WHAT NEEDS TO BE DONE: Of all the lines in the records below, how many hold the word "validation"? Give the number alone.

DATA SUPPLIED:
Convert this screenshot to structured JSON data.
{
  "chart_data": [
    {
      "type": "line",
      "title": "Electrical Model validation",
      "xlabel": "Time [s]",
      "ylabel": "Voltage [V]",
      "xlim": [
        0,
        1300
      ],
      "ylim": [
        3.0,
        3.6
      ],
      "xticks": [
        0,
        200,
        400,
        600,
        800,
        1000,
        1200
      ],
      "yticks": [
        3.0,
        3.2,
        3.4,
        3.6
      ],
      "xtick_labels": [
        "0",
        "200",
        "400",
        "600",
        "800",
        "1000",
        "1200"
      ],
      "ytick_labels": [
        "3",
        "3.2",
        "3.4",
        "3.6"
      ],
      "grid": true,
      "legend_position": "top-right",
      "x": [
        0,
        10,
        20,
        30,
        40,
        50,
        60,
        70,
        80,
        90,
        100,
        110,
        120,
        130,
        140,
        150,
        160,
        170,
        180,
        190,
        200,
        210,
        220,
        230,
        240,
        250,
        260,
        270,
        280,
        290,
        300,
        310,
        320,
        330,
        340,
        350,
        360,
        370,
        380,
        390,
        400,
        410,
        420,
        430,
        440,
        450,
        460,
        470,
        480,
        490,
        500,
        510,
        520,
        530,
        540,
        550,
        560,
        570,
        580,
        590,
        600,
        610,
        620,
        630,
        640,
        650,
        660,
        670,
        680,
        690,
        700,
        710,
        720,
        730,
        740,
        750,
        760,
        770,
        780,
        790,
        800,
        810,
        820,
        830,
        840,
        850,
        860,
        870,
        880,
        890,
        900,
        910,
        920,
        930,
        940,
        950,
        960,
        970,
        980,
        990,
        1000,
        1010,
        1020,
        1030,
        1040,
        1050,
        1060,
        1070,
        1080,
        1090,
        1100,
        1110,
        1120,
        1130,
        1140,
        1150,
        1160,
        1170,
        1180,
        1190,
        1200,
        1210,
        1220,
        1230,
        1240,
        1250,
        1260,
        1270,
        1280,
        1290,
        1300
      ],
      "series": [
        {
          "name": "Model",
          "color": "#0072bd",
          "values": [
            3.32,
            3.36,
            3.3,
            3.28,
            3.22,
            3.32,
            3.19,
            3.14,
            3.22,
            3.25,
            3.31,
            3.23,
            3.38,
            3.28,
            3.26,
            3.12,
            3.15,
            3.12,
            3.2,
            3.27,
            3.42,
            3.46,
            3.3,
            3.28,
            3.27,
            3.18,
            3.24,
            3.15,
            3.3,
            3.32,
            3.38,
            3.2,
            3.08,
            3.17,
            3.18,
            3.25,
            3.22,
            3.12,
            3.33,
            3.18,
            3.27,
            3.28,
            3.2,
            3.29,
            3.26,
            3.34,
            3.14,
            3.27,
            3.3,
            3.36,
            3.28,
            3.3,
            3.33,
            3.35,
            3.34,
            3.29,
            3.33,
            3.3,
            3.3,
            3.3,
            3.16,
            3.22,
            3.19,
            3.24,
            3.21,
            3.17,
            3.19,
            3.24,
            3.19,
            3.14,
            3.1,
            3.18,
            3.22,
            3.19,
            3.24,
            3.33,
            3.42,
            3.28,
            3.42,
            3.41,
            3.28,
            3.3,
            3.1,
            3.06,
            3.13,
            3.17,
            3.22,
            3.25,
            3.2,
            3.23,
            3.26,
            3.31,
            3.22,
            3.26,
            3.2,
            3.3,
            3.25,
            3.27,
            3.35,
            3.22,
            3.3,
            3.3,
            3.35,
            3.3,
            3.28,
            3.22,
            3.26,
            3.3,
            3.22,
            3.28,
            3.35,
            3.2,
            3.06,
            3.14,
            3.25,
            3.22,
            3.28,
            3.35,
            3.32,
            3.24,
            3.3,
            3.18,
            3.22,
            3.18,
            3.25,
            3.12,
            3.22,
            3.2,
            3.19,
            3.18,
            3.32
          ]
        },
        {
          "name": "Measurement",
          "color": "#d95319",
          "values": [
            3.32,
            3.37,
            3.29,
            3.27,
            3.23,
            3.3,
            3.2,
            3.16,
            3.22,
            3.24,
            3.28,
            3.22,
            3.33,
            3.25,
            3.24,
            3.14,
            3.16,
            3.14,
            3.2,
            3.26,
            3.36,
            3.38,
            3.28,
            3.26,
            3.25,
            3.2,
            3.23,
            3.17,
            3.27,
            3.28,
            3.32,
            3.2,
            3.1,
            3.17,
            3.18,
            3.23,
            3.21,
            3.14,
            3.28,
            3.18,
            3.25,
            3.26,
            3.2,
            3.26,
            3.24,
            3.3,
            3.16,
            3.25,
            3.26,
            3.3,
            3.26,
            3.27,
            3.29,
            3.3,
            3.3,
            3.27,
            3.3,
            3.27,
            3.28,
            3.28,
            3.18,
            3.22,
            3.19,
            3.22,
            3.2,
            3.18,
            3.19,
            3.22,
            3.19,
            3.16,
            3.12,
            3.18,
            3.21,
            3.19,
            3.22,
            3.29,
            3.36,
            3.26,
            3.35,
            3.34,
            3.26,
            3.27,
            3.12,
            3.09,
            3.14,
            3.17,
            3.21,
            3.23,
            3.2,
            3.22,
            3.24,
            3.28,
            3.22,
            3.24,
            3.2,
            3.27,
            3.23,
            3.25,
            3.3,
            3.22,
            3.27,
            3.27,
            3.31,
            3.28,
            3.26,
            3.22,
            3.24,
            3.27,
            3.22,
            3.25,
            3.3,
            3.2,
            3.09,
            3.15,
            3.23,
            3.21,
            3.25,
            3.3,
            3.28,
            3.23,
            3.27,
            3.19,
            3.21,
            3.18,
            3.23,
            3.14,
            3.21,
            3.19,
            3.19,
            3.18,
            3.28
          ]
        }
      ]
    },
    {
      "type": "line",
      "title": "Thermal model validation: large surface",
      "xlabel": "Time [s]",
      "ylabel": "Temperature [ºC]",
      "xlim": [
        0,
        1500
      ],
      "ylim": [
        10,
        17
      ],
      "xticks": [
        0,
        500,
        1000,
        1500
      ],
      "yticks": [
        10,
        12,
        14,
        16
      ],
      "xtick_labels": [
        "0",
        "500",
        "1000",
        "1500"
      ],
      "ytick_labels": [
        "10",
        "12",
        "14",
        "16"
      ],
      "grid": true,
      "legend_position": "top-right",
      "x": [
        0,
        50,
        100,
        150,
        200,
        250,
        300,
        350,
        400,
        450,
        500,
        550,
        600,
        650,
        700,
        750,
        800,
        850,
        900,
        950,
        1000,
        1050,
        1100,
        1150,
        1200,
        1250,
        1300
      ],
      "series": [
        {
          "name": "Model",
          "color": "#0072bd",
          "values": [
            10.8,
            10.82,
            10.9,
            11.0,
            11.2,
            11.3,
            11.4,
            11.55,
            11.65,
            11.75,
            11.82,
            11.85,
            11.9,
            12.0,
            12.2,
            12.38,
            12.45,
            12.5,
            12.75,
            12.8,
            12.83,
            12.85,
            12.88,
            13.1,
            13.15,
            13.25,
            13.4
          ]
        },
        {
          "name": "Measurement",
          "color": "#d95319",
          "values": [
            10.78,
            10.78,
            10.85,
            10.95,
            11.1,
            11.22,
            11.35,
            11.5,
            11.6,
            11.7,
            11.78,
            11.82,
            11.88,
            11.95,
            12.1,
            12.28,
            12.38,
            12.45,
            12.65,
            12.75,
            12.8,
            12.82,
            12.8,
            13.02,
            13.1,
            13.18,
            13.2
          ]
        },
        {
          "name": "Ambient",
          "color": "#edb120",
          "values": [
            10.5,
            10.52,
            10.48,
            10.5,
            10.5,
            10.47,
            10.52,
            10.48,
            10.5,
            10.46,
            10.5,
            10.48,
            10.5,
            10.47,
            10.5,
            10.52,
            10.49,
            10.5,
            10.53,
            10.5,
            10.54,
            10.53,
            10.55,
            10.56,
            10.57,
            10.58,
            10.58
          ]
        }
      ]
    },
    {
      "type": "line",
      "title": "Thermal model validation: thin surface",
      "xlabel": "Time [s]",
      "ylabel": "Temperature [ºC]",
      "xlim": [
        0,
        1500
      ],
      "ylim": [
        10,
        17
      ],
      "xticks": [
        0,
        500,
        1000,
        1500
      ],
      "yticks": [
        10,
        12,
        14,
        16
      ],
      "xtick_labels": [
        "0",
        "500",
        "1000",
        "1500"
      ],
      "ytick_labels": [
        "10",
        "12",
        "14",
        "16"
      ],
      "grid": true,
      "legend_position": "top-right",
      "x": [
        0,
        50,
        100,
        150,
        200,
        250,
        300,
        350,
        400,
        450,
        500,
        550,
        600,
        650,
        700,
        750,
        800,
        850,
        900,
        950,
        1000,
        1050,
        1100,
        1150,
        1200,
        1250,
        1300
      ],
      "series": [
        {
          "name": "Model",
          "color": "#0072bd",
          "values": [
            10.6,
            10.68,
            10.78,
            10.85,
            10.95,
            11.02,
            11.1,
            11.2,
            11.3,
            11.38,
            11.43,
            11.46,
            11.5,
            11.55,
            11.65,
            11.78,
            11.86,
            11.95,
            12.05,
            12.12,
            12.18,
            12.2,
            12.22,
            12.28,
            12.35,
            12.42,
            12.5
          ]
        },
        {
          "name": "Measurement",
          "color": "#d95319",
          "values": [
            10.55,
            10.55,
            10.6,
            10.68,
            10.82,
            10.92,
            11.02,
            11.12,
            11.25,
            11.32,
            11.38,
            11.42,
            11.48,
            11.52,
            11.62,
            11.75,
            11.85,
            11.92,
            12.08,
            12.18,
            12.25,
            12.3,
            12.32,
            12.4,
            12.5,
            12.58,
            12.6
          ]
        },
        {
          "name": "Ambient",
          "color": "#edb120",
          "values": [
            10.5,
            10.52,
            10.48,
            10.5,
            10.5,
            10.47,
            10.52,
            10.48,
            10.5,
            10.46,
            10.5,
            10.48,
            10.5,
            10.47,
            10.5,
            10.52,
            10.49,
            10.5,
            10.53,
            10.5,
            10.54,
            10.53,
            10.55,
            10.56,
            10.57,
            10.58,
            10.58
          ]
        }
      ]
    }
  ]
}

FULL SOLUTION: 3